Exercise description –
Transcribe the entries that follow exactly as they appear, minus pictures.
****************
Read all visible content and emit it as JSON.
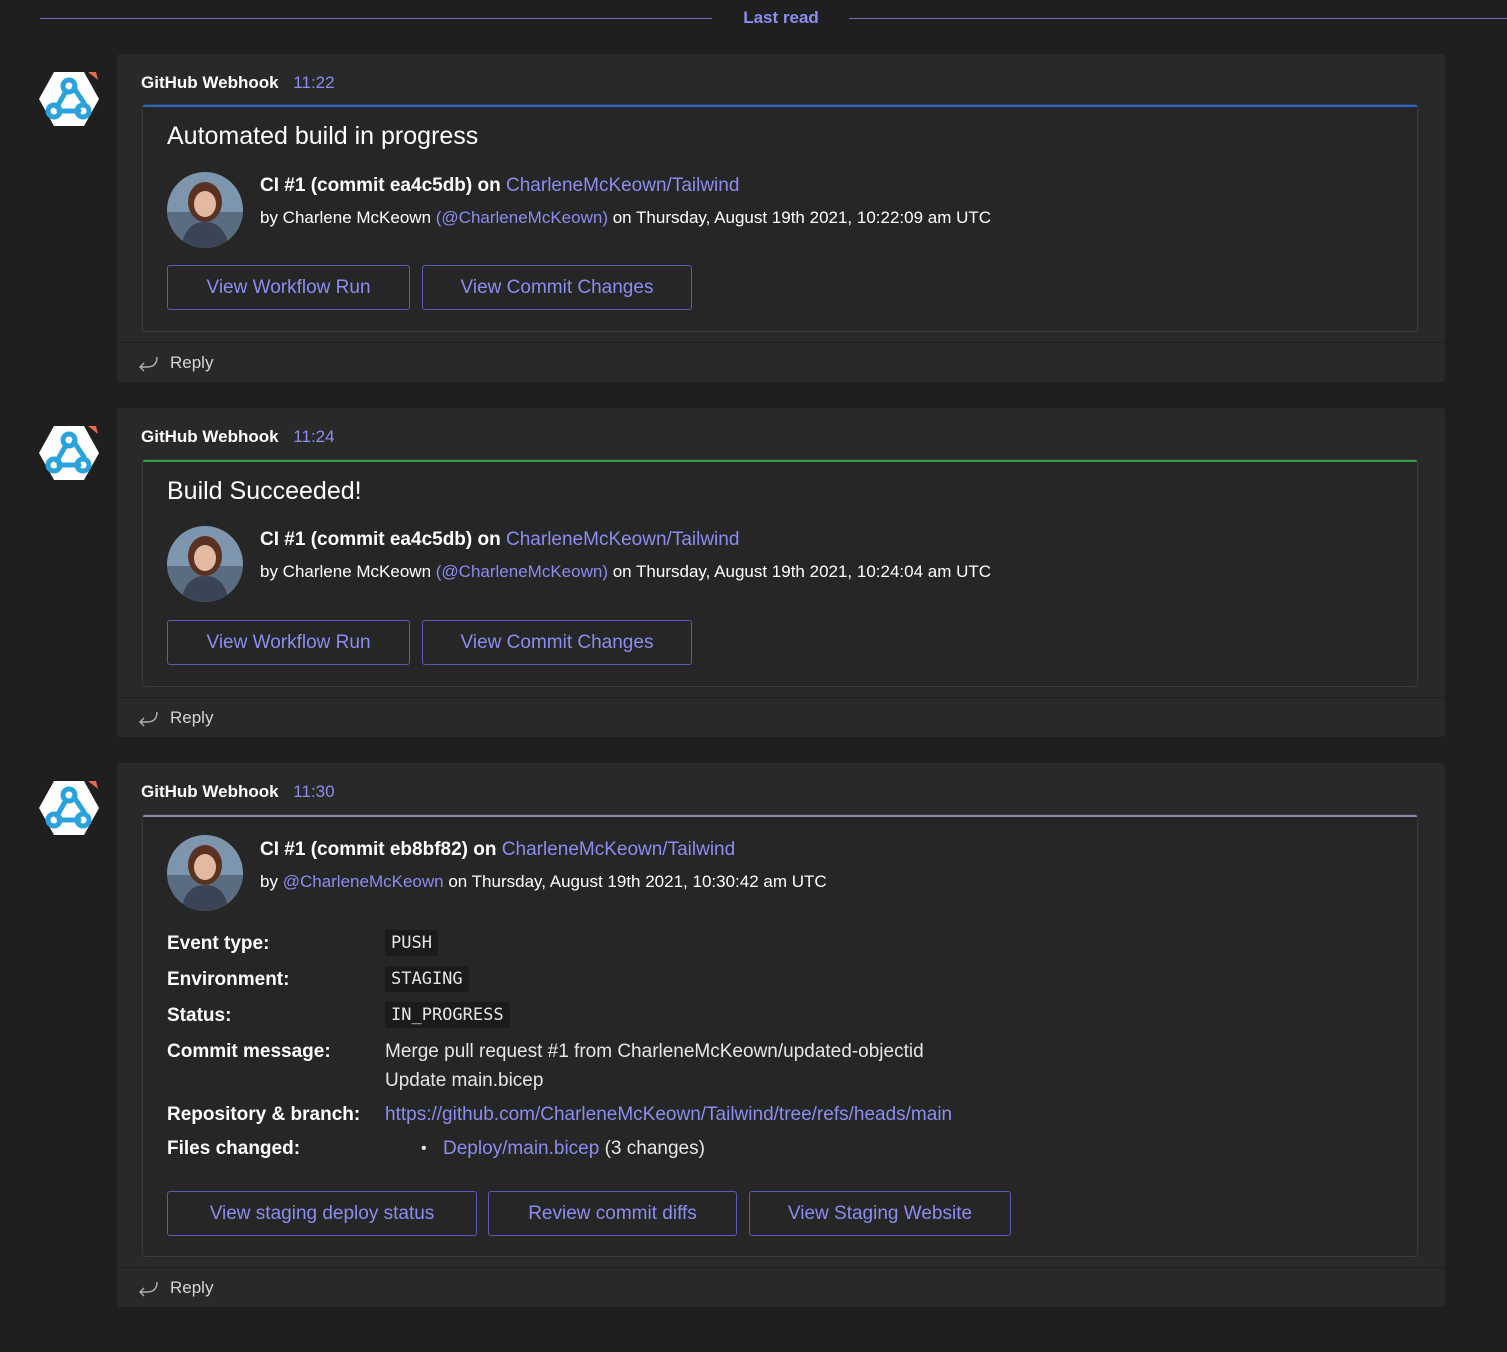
{
  "last_read": "Last read",
  "reply_label": "Reply",
  "colors": {
    "accent_link": "#8b8df0",
    "in_progress_accent": "#1f6bd1",
    "success_accent": "#2ea043",
    "neutral_accent": "#8a8ab0"
  },
  "messages": [
    {
      "sender": "GitHub Webhook",
      "time": "11:22",
      "card": {
        "title": "Automated build in progress",
        "ci_prefix": "CI #1 (commit ea4c5db) on",
        "repo": "CharleneMcKeown/Tailwind",
        "by_prefix": "by Charlene McKeown",
        "handle": "(@CharleneMcKeown)",
        "on_text": "on Thursday, August 19th 2021, 10:22:09 am UTC",
        "buttons": [
          "View Workflow Run",
          "View Commit Changes"
        ]
      }
    },
    {
      "sender": "GitHub Webhook",
      "time": "11:24",
      "card": {
        "title": "Build Succeeded!",
        "ci_prefix": "CI #1 (commit ea4c5db) on",
        "repo": "CharleneMcKeown/Tailwind",
        "by_prefix": "by Charlene McKeown",
        "handle": "(@CharleneMcKeown)",
        "on_text": "on Thursday, August 19th 2021, 10:24:04 am UTC",
        "buttons": [
          "View Workflow Run",
          "View Commit Changes"
        ]
      }
    },
    {
      "sender": "GitHub Webhook",
      "time": "11:30",
      "card": {
        "ci_prefix": "CI #1 (commit eb8bf82) on",
        "repo": "CharleneMcKeown/Tailwind",
        "by_prefix": "by",
        "handle": "@CharleneMcKeown",
        "on_text": "on Thursday, August 19th 2021, 10:30:42 am UTC",
        "facts": {
          "event_type_label": "Event type:",
          "event_type": "PUSH",
          "environment_label": "Environment:",
          "environment": "STAGING",
          "status_label": "Status:",
          "status": "IN_PROGRESS",
          "commit_message_label": "Commit message:",
          "commit_message_line1": "Merge pull request #1 from CharleneMcKeown/updated-objectid",
          "commit_message_line2": "Update main.bicep",
          "repo_branch_label": "Repository & branch:",
          "repo_branch": "https://github.com/CharleneMcKeown/Tailwind/tree/refs/heads/main",
          "files_changed_label": "Files changed:",
          "file_name": "Deploy/main.bicep",
          "file_changes": "(3 changes)"
        },
        "buttons": [
          "View staging deploy status",
          "Review commit diffs",
          "View Staging Website"
        ]
      }
    }
  ]
}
****************
Solution for this exercise –
Read all visible content and emit it as JSON.
{
  "last_read": "Last read",
  "reply_label": "Reply",
  "colors": {
    "accent_link": "#8b8df0",
    "in_progress_accent": "#1f6bd1",
    "success_accent": "#2ea043",
    "neutral_accent": "#8a8ab0"
  },
  "messages": [
    {
      "sender": "GitHub Webhook",
      "time": "11:22",
      "card": {
        "title": "Automated build in progress",
        "ci_prefix": "CI #1 (commit ea4c5db) on",
        "repo": "CharleneMcKeown/Tailwind",
        "by_prefix": "by Charlene McKeown",
        "handle": "(@CharleneMcKeown)",
        "on_text": "on Thursday, August 19th 2021, 10:22:09 am UTC",
        "buttons": [
          "View Workflow Run",
          "View Commit Changes"
        ]
      }
    },
    {
      "sender": "GitHub Webhook",
      "time": "11:24",
      "card": {
        "title": "Build Succeeded!",
        "ci_prefix": "CI #1 (commit ea4c5db) on",
        "repo": "CharleneMcKeown/Tailwind",
        "by_prefix": "by Charlene McKeown",
        "handle": "(@CharleneMcKeown)",
        "on_text": "on Thursday, August 19th 2021, 10:24:04 am UTC",
        "buttons": [
          "View Workflow Run",
          "View Commit Changes"
        ]
      }
    },
    {
      "sender": "GitHub Webhook",
      "time": "11:30",
      "card": {
        "ci_prefix": "CI #1 (commit eb8bf82) on",
        "repo": "CharleneMcKeown/Tailwind",
        "by_prefix": "by",
        "handle": "@CharleneMcKeown",
        "on_text": "on Thursday, August 19th 2021, 10:30:42 am UTC",
        "facts": {
          "event_type_label": "Event type:",
          "event_type": "PUSH",
          "environment_label": "Environment:",
          "environment": "STAGING",
          "status_label": "Status:",
          "status": "IN_PROGRESS",
          "commit_message_label": "Commit message:",
          "commit_message_line1": "Merge pull request #1 from CharleneMcKeown/updated-objectid",
          "commit_message_line2": "Update main.bicep",
          "repo_branch_label": "Repository & branch:",
          "repo_branch": "https://github.com/CharleneMcKeown/Tailwind/tree/refs/heads/main",
          "files_changed_label": "Files changed:",
          "file_name": "Deploy/main.bicep",
          "file_changes": "(3 changes)"
        },
        "buttons": [
          "View staging deploy status",
          "Review commit diffs",
          "View Staging Website"
        ]
      }
    }
  ]
}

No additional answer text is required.